### WHAT IS REQUIRED
Keep the images out and copy every entry below exactly.

### LISTED RECORDS
— Begin —

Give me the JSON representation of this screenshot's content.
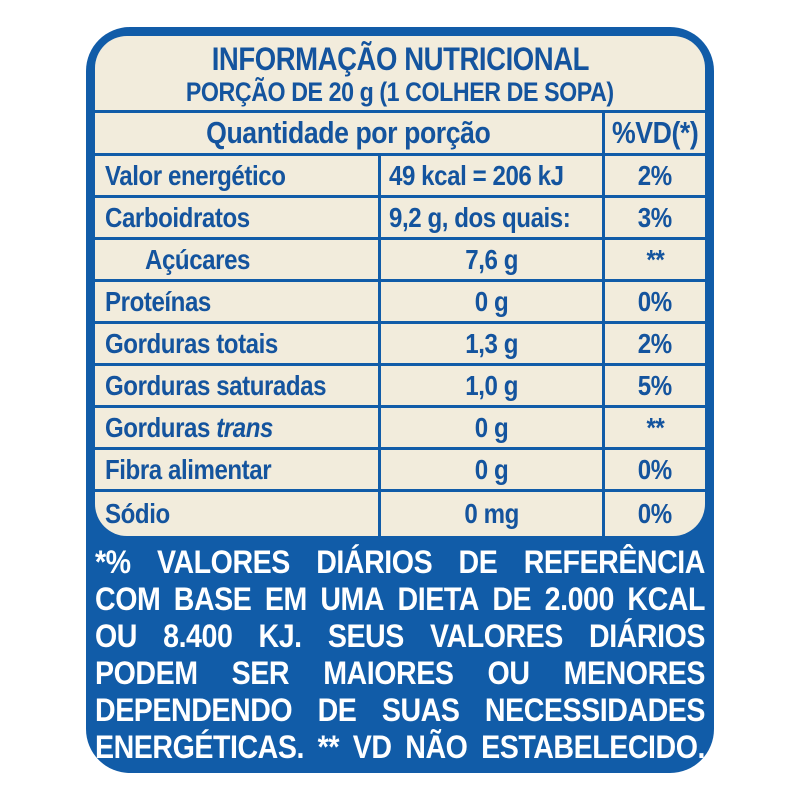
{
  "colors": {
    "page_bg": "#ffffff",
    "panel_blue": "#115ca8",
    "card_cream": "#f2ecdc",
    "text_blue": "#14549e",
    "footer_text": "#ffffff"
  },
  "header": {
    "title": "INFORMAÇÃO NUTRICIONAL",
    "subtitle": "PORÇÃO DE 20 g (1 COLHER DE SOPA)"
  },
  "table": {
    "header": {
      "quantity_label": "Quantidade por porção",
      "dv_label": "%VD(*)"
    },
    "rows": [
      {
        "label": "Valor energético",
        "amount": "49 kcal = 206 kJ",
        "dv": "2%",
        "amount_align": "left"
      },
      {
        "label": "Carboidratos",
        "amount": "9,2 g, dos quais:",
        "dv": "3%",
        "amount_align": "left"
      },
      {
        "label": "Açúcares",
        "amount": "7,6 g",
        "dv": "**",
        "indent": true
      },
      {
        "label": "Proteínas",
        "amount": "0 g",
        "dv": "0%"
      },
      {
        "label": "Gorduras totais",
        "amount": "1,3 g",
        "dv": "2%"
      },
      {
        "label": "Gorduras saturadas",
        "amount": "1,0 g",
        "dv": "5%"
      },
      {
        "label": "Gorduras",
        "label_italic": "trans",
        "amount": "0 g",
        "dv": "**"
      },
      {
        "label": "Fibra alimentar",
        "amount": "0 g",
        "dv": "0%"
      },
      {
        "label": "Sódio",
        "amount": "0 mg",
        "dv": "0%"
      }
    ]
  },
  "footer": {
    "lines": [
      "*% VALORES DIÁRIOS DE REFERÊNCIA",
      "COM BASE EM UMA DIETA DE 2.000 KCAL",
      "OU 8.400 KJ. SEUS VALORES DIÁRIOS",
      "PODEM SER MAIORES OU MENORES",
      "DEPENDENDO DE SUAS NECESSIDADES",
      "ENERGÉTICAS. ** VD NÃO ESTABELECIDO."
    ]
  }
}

— End —

### ANSWER TO THIS EXERCISE
Give me the JSON representation of this screenshot's content.
{
  "colors": {
    "page_bg": "#ffffff",
    "panel_blue": "#115ca8",
    "card_cream": "#f2ecdc",
    "text_blue": "#14549e",
    "footer_text": "#ffffff"
  },
  "header": {
    "title": "INFORMAÇÃO NUTRICIONAL",
    "subtitle": "PORÇÃO DE 20 g (1 COLHER DE SOPA)"
  },
  "table": {
    "header": {
      "quantity_label": "Quantidade por porção",
      "dv_label": "%VD(*)"
    },
    "rows": [
      {
        "label": "Valor energético",
        "amount": "49 kcal = 206 kJ",
        "dv": "2%",
        "amount_align": "left"
      },
      {
        "label": "Carboidratos",
        "amount": "9,2 g, dos quais:",
        "dv": "3%",
        "amount_align": "left"
      },
      {
        "label": "Açúcares",
        "amount": "7,6 g",
        "dv": "**",
        "indent": true
      },
      {
        "label": "Proteínas",
        "amount": "0 g",
        "dv": "0%"
      },
      {
        "label": "Gorduras totais",
        "amount": "1,3 g",
        "dv": "2%"
      },
      {
        "label": "Gorduras saturadas",
        "amount": "1,0 g",
        "dv": "5%"
      },
      {
        "label": "Gorduras",
        "label_italic": "trans",
        "amount": "0 g",
        "dv": "**"
      },
      {
        "label": "Fibra alimentar",
        "amount": "0 g",
        "dv": "0%"
      },
      {
        "label": "Sódio",
        "amount": "0 mg",
        "dv": "0%"
      }
    ]
  },
  "footer": {
    "lines": [
      "*% VALORES DIÁRIOS DE REFERÊNCIA",
      "COM BASE EM UMA DIETA DE 2.000 KCAL",
      "OU 8.400 KJ. SEUS VALORES DIÁRIOS",
      "PODEM SER MAIORES OU MENORES",
      "DEPENDENDO DE SUAS NECESSIDADES",
      "ENERGÉTICAS. ** VD NÃO ESTABELECIDO."
    ]
  }
}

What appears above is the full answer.